Description of the task: Reproduce the listing below character for character; drop every image.

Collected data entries

>> BEGIN

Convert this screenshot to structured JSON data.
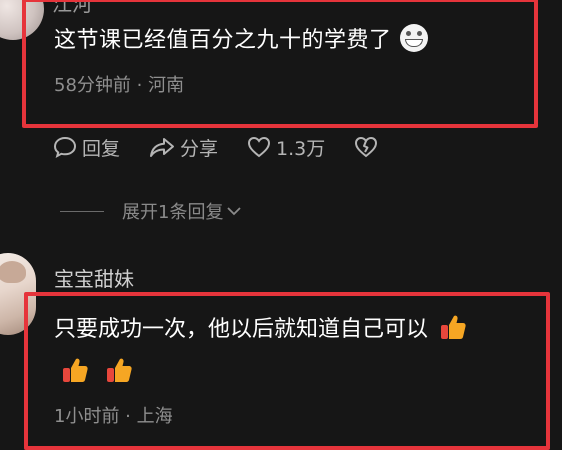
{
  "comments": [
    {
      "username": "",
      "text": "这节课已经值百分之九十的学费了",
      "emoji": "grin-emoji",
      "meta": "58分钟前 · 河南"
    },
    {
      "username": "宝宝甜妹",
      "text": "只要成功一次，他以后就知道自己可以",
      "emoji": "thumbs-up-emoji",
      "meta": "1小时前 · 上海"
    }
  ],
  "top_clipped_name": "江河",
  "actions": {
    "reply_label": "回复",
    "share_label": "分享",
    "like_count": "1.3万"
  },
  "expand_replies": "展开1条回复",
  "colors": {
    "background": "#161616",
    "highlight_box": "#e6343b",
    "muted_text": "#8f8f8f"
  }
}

>> END

Expected answer:
Convert this screenshot to structured JSON data.
{
  "comments": [
    {
      "username": "",
      "text": "这节课已经值百分之九十的学费了",
      "emoji": "grin-emoji",
      "meta": "58分钟前 · 河南"
    },
    {
      "username": "宝宝甜妹",
      "text": "只要成功一次，他以后就知道自己可以",
      "emoji": "thumbs-up-emoji",
      "meta": "1小时前 · 上海"
    }
  ],
  "top_clipped_name": "江河",
  "actions": {
    "reply_label": "回复",
    "share_label": "分享",
    "like_count": "1.3万"
  },
  "expand_replies": "展开1条回复",
  "colors": {
    "background": "#161616",
    "highlight_box": "#e6343b",
    "muted_text": "#8f8f8f"
  }
}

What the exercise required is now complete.